— Instructions for the task —
Scan the data below. Pull out each line where "pomirol" occurs.

□ □ □ □ □

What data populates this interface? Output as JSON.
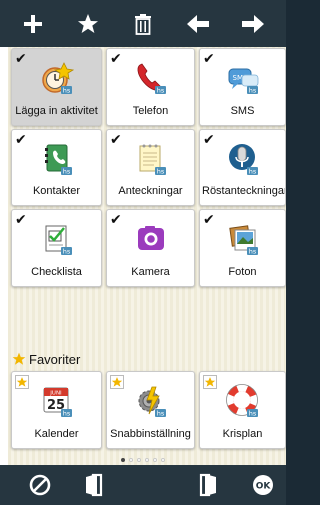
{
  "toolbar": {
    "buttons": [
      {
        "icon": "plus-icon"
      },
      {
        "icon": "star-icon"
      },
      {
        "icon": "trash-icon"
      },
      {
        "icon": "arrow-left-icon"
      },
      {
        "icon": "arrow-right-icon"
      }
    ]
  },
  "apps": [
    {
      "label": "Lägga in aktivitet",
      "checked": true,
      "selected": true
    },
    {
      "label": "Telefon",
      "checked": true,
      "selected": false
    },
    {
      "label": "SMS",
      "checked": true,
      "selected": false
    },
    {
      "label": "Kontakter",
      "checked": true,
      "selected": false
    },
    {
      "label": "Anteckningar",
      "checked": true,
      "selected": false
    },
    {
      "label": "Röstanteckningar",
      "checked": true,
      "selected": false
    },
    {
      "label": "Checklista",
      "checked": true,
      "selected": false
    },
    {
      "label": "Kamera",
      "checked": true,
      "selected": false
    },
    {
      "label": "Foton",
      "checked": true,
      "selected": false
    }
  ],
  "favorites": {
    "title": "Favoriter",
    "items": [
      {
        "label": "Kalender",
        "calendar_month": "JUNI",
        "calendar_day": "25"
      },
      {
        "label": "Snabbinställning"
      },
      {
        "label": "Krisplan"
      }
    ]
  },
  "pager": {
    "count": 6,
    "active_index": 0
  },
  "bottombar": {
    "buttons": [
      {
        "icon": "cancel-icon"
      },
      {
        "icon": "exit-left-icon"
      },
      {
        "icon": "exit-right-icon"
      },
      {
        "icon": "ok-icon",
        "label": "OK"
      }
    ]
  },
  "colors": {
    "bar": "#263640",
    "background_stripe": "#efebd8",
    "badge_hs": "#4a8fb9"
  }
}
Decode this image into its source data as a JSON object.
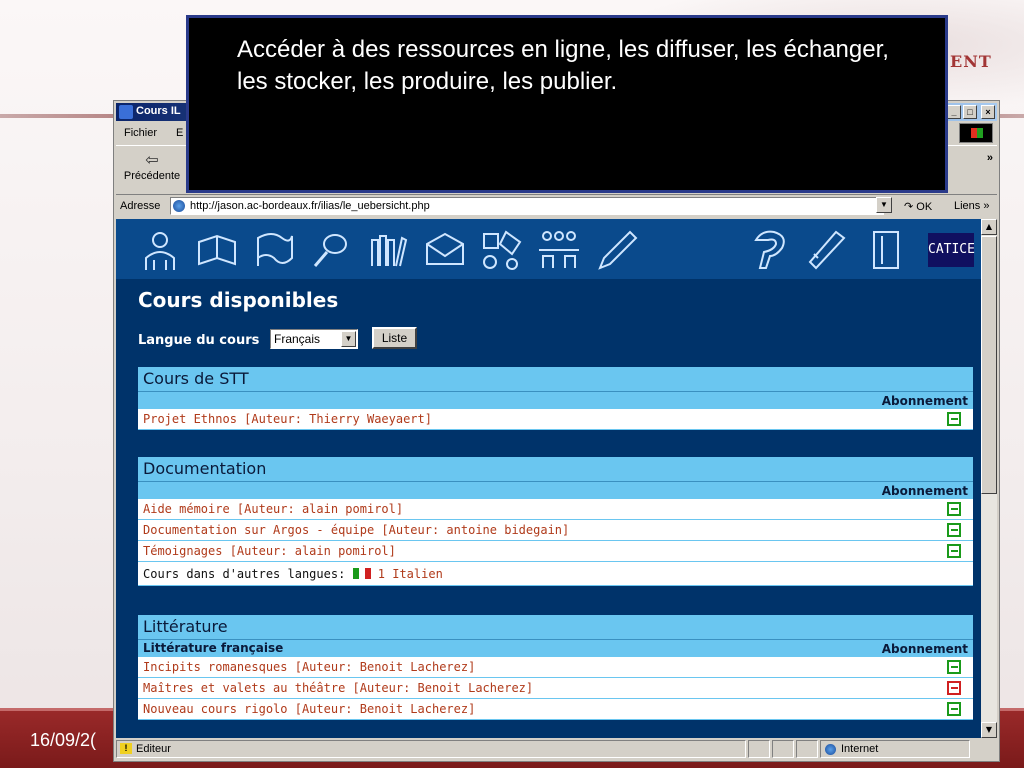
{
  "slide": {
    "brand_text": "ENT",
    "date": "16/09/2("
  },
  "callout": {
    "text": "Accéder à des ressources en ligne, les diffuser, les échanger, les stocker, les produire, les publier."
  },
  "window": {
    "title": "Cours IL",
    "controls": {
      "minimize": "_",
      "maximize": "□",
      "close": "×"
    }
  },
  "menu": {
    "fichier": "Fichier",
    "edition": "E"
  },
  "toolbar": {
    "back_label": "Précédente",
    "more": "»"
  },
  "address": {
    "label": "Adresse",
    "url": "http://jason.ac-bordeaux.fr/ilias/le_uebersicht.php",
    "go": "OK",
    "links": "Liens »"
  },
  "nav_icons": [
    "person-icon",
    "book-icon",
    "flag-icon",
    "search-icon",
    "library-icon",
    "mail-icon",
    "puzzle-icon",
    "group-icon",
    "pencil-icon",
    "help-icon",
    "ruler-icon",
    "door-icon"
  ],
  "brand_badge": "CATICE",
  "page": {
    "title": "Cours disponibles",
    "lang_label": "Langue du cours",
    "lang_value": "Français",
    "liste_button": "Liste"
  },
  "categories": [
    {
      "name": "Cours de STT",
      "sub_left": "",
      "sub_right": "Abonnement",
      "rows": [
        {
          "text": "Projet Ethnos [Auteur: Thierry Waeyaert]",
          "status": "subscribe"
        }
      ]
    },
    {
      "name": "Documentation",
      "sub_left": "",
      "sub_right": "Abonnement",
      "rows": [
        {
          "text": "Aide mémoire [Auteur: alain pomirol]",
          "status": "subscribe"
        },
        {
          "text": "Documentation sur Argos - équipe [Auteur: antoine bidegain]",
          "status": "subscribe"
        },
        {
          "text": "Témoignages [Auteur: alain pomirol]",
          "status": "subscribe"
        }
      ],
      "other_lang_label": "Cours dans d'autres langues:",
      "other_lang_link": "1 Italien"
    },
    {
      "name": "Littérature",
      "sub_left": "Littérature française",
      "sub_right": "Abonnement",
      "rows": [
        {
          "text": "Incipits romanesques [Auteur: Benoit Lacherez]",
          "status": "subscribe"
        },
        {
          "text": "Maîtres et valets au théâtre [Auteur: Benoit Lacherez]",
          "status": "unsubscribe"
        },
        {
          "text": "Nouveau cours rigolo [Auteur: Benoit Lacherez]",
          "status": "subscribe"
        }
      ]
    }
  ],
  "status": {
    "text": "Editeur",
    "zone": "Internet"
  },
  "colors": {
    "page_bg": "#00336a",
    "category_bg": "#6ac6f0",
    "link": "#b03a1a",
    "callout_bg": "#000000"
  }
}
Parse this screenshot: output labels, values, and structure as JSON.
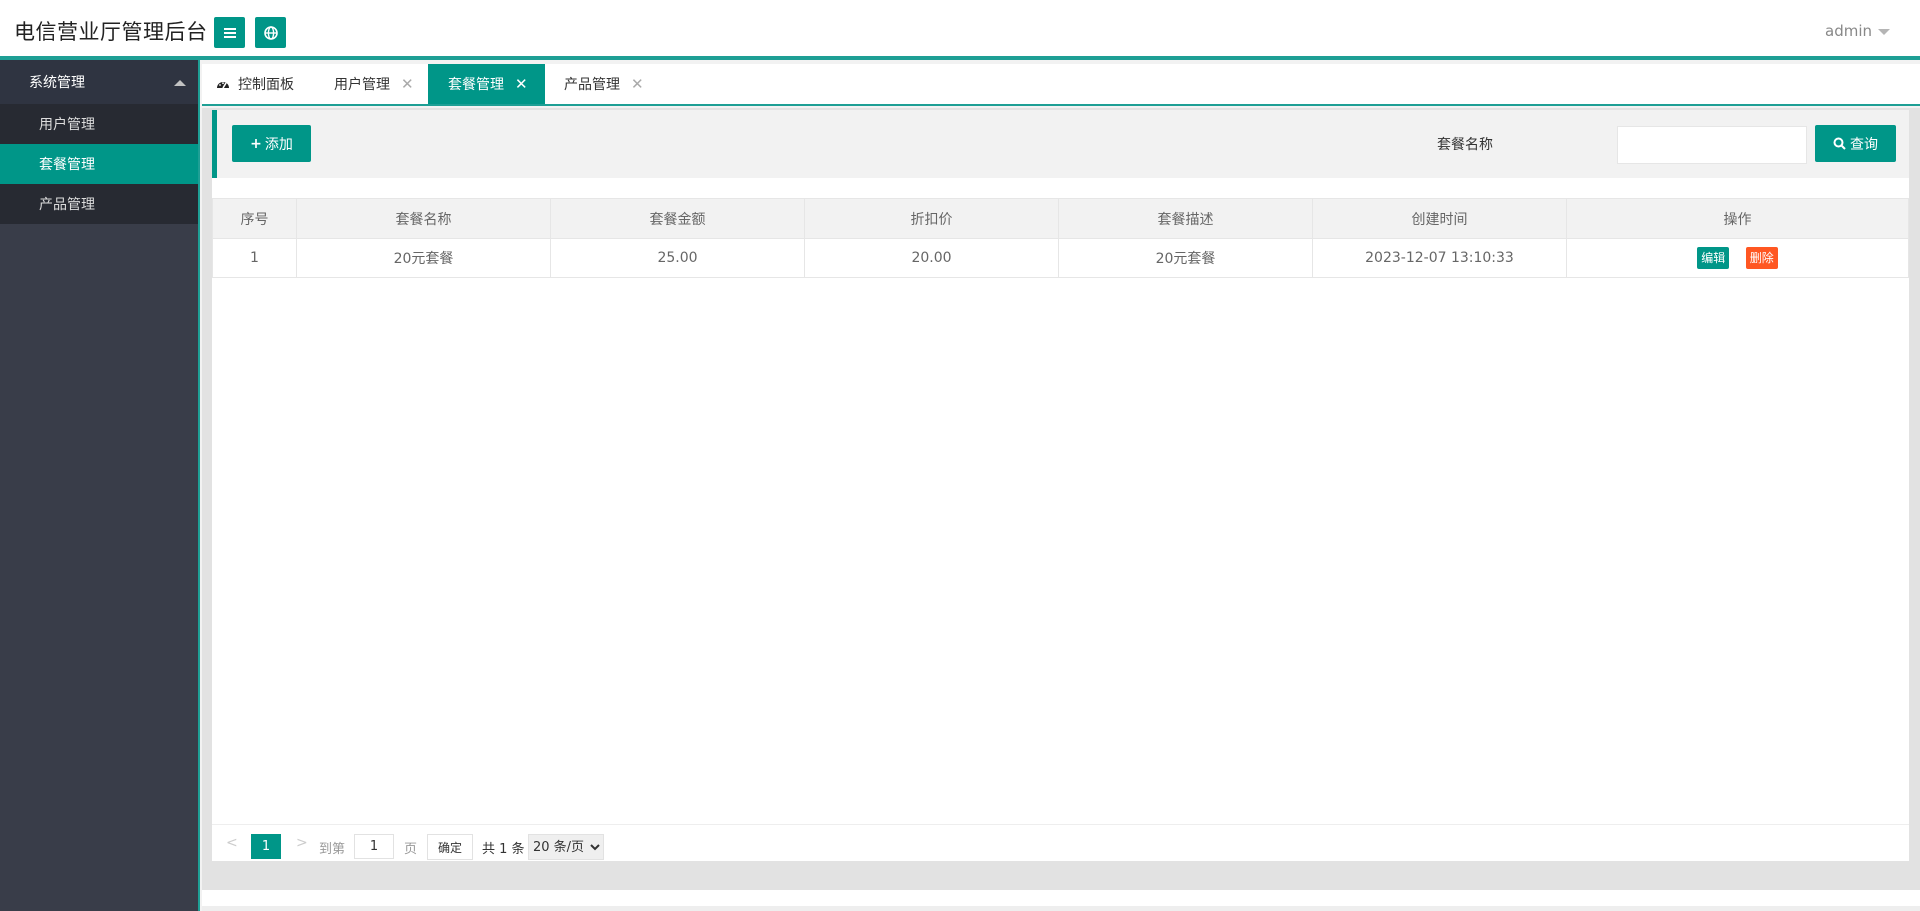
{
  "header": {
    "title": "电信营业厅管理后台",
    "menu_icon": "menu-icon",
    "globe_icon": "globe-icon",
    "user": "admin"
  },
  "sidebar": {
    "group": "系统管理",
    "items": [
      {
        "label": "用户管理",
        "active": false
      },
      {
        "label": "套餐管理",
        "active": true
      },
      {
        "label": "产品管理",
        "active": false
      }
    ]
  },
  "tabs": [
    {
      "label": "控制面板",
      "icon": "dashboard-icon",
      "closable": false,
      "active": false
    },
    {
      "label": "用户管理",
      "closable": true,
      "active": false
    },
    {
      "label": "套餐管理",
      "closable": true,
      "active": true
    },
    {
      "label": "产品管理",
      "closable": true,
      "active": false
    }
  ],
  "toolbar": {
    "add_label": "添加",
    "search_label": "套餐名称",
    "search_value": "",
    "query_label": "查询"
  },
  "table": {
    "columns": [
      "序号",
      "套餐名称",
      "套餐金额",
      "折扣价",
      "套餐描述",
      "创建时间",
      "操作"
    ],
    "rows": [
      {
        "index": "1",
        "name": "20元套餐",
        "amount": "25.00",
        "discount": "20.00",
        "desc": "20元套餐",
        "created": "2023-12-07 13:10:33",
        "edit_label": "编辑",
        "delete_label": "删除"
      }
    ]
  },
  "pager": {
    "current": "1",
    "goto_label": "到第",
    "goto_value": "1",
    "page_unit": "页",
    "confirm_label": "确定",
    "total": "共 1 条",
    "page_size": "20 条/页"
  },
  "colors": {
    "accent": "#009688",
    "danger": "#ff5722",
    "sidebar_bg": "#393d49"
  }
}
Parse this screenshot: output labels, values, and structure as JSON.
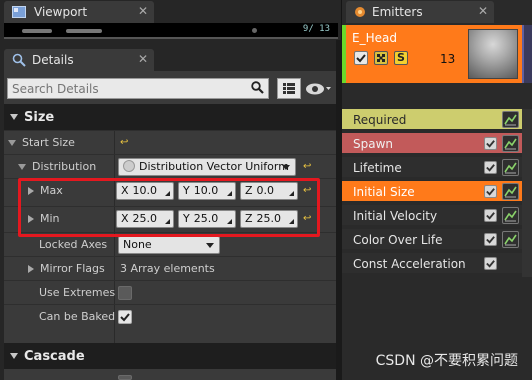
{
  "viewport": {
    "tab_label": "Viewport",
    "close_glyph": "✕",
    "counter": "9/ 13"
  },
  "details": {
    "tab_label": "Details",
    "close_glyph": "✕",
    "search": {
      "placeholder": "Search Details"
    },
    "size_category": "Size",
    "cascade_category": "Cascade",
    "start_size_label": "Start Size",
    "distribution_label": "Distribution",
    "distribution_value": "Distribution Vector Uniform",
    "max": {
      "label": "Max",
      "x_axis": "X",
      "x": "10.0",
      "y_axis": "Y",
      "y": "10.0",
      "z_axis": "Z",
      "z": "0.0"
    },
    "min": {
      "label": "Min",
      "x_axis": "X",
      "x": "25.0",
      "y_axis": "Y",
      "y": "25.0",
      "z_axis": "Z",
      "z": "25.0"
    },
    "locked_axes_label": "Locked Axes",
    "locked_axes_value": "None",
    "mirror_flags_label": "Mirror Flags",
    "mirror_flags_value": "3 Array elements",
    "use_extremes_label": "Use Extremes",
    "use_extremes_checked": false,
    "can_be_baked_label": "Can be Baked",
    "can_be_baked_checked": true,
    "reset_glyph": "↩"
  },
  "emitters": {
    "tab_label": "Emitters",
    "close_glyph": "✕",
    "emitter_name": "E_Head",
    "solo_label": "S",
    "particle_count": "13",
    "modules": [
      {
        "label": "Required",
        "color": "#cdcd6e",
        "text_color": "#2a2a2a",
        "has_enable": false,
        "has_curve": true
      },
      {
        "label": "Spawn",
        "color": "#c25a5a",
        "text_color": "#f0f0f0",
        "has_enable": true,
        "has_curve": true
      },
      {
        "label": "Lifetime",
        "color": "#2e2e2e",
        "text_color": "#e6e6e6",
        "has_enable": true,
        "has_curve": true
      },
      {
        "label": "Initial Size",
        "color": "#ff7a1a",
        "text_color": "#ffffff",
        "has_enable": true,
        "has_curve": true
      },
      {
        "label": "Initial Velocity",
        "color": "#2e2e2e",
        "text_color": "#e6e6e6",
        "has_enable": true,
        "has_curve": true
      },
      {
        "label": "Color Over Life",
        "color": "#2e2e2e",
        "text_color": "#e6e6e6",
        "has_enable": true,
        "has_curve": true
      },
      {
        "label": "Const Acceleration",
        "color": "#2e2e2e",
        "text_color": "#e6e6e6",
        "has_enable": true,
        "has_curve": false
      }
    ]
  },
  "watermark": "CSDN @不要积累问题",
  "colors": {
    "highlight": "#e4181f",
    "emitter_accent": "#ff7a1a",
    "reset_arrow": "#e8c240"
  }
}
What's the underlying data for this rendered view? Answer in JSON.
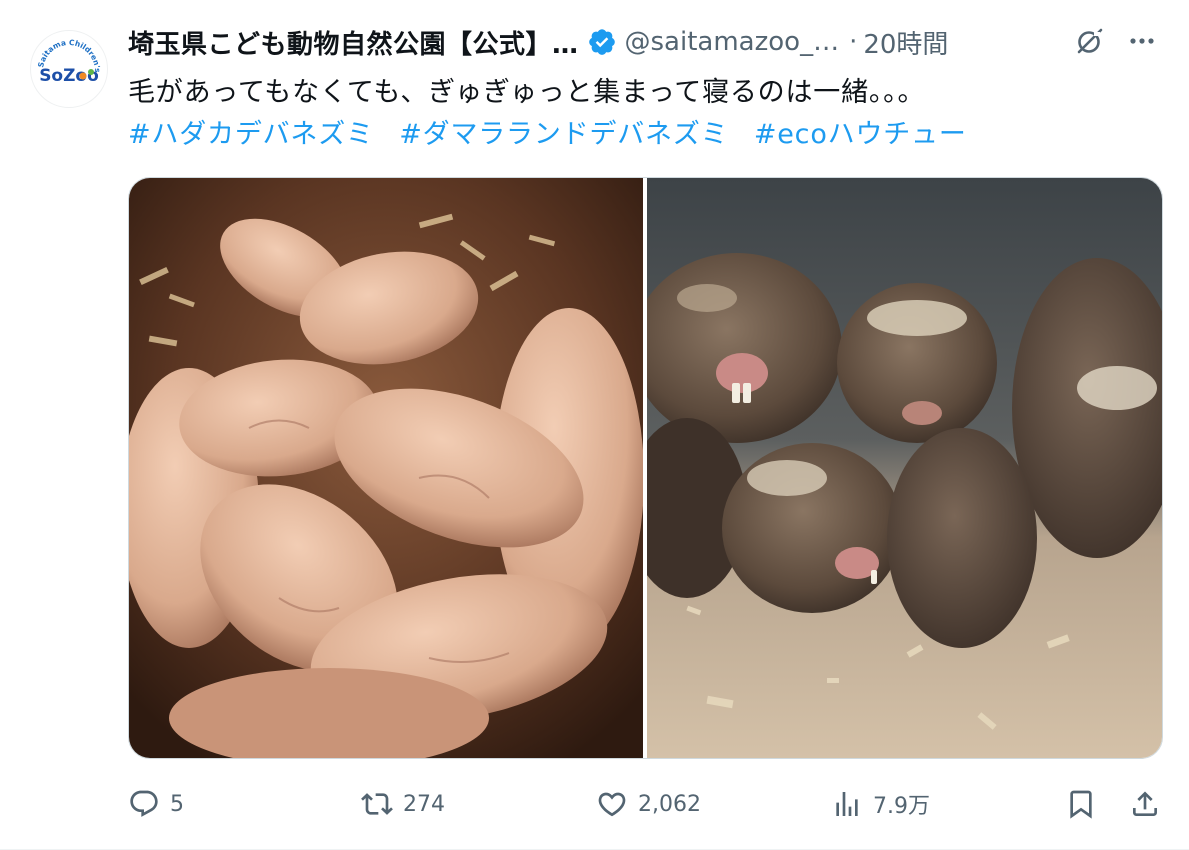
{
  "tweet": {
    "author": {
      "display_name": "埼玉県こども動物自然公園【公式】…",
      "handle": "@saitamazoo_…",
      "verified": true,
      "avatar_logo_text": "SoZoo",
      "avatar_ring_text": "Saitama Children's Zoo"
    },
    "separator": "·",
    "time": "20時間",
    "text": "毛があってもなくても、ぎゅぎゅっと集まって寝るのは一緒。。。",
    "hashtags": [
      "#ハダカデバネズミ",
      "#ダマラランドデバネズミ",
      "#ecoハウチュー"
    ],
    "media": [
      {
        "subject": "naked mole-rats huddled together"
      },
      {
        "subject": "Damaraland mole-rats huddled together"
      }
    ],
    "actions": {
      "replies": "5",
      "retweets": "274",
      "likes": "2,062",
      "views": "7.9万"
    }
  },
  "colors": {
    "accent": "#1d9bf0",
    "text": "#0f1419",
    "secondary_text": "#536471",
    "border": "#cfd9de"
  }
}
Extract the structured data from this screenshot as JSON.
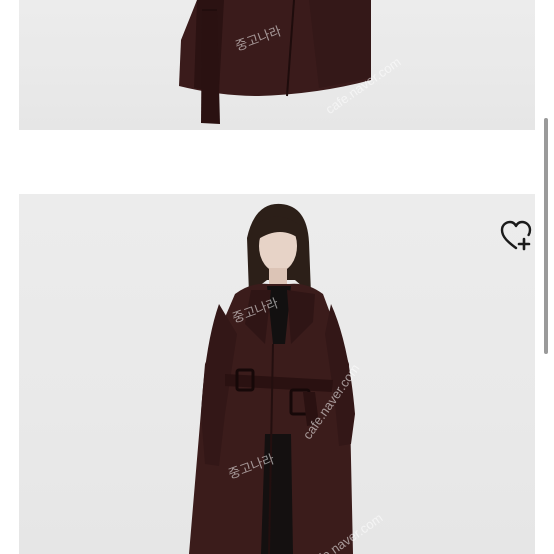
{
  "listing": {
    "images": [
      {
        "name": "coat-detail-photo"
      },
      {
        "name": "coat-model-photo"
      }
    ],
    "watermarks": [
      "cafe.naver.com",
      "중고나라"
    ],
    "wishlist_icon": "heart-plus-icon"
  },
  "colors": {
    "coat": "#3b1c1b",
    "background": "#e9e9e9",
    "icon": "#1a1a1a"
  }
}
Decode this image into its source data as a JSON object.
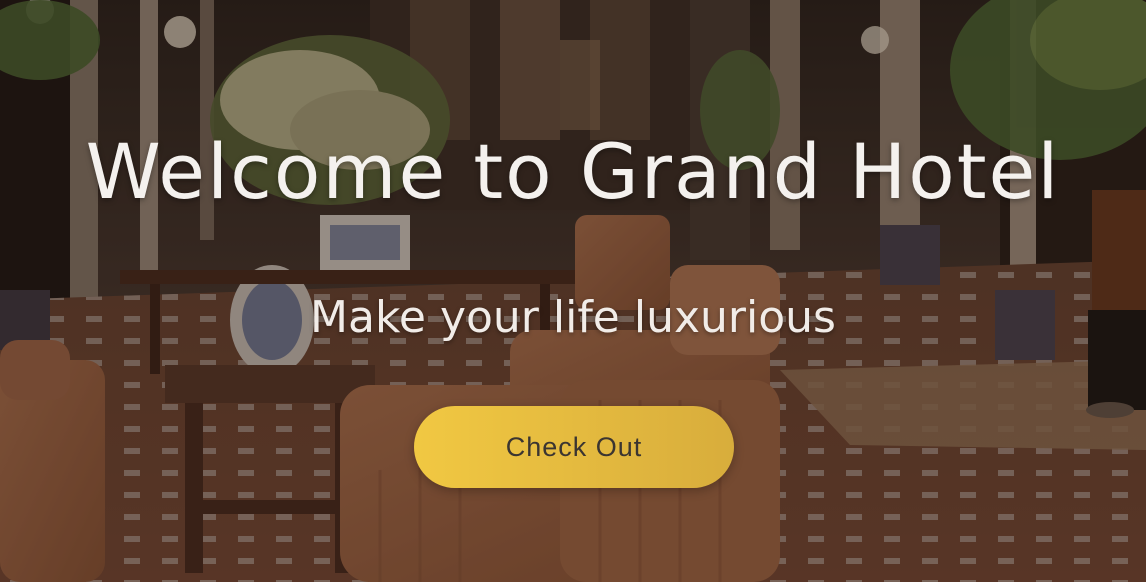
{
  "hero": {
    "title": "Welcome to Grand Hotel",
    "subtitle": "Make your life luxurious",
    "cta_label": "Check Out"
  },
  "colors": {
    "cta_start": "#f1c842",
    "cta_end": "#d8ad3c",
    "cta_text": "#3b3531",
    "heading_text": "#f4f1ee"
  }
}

□ □ □ □ □

— Output of the exercise —
          "text": "Aide mémoire [Auteur: alain pomirol]",
          "text": "Témoignages [Auteur: alain pomirol]",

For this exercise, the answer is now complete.